- Problem to work on
Search the listing for the string "this" and copy every line that contains it.

[Begin Recorded data]

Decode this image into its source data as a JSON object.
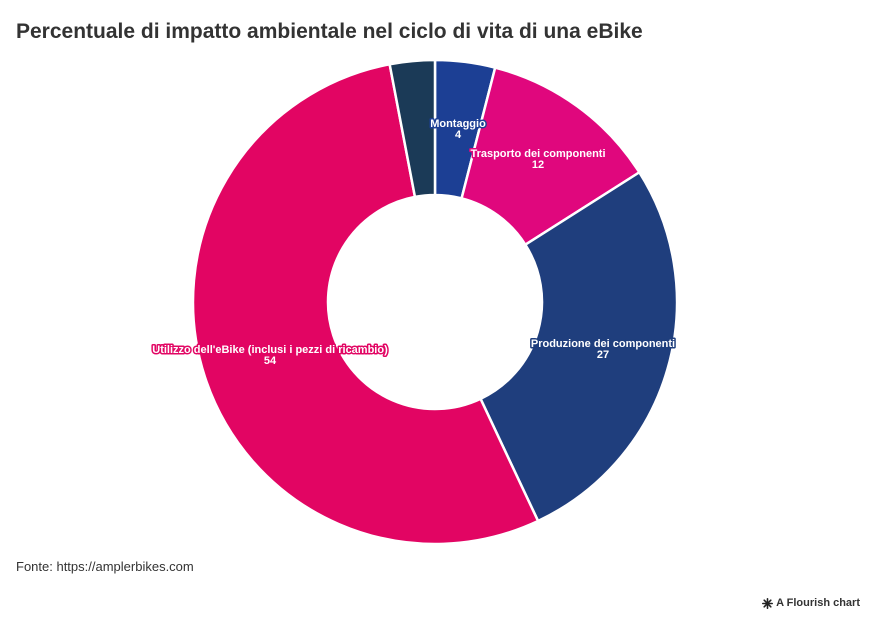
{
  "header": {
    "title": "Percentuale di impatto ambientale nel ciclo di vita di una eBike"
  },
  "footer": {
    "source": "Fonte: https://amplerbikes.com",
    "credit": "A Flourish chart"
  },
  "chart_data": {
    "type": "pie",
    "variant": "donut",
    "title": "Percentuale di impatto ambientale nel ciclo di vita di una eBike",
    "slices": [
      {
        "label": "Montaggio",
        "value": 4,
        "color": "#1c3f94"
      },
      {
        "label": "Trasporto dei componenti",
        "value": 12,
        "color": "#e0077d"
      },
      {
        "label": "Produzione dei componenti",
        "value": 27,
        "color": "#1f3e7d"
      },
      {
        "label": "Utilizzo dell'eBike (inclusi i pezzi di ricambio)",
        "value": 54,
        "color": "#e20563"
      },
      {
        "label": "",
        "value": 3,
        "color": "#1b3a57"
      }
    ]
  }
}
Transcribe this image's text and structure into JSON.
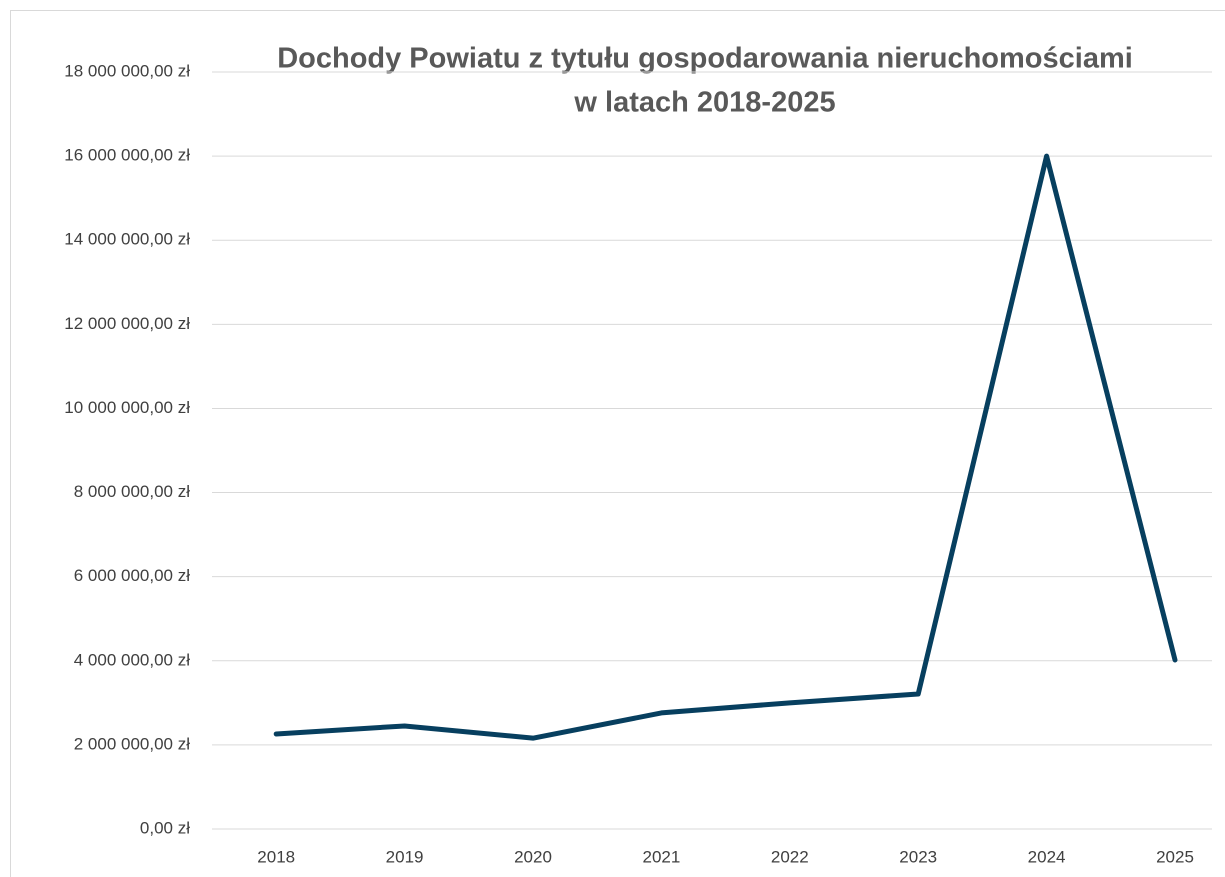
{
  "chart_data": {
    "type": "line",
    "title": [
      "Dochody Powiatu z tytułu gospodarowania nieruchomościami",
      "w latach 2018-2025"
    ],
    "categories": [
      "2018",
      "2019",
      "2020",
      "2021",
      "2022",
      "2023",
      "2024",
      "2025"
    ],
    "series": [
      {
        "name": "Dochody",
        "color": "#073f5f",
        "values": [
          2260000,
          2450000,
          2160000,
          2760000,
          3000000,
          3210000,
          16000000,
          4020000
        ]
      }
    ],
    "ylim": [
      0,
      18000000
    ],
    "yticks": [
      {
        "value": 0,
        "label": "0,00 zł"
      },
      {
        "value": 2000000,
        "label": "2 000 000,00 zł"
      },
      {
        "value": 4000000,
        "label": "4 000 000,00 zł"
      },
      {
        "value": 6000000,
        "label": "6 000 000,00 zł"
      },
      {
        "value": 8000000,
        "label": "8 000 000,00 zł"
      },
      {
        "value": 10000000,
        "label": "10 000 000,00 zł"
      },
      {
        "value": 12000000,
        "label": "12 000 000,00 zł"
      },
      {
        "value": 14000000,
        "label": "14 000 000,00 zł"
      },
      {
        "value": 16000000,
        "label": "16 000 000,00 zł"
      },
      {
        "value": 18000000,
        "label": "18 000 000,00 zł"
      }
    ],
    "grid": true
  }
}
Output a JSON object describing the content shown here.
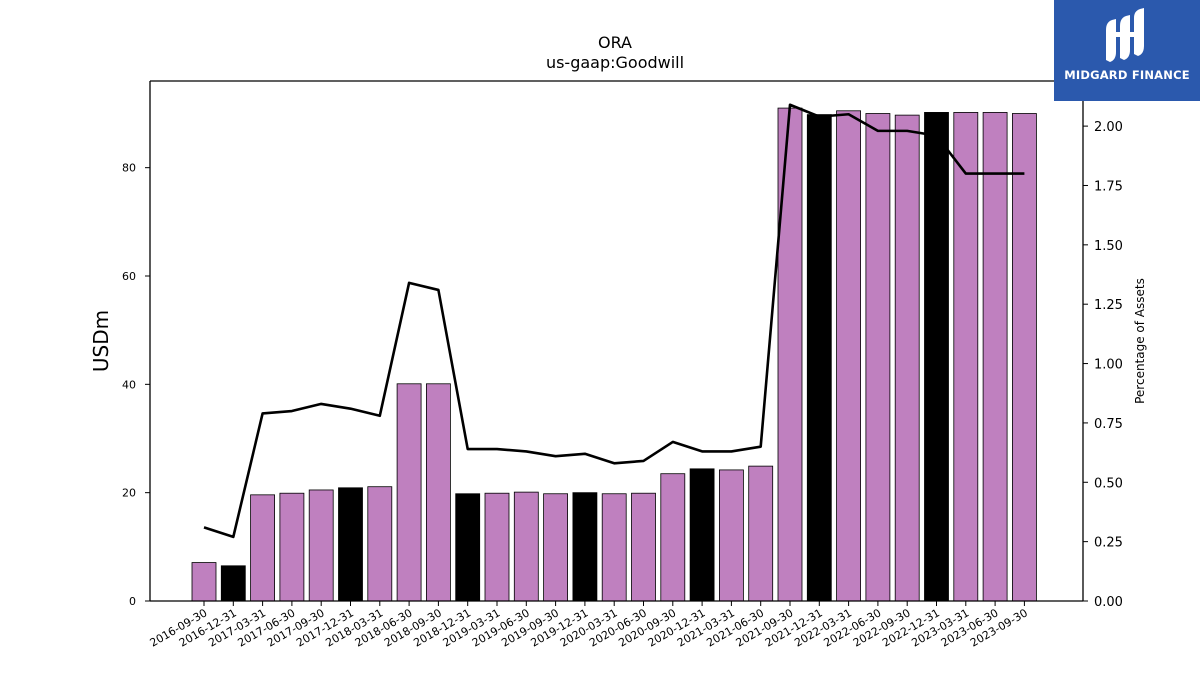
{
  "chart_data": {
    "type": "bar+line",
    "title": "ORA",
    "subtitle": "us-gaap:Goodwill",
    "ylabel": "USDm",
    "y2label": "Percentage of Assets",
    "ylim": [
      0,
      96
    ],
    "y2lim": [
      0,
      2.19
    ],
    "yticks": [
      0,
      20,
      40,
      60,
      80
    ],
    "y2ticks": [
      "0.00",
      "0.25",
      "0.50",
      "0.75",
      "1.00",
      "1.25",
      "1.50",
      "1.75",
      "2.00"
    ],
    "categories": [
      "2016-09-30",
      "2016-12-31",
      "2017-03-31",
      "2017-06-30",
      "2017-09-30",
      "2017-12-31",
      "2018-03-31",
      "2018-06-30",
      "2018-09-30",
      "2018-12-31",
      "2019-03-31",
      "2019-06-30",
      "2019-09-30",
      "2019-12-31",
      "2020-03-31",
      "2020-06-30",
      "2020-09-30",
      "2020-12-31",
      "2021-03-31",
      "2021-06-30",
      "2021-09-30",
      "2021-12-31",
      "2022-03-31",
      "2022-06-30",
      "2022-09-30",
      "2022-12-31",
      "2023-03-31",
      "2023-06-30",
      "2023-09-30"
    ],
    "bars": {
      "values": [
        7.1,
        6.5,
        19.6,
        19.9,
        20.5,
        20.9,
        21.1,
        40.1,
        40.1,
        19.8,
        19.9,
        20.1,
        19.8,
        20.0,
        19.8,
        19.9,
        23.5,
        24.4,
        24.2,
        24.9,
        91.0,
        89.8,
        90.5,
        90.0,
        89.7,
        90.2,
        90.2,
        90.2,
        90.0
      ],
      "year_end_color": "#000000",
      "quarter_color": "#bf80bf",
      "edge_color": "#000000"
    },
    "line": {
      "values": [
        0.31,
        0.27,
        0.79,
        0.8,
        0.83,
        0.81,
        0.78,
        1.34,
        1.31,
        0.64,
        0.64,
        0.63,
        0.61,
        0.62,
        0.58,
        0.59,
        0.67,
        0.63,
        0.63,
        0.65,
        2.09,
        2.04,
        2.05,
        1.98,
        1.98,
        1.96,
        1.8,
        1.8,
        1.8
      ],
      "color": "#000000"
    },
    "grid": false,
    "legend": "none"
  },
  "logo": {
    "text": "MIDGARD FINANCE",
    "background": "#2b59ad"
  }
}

[End Recorded data]

- Final answer
Decode this image into its source data as a JSON object.
Transcribe this image's text and structure into JSON.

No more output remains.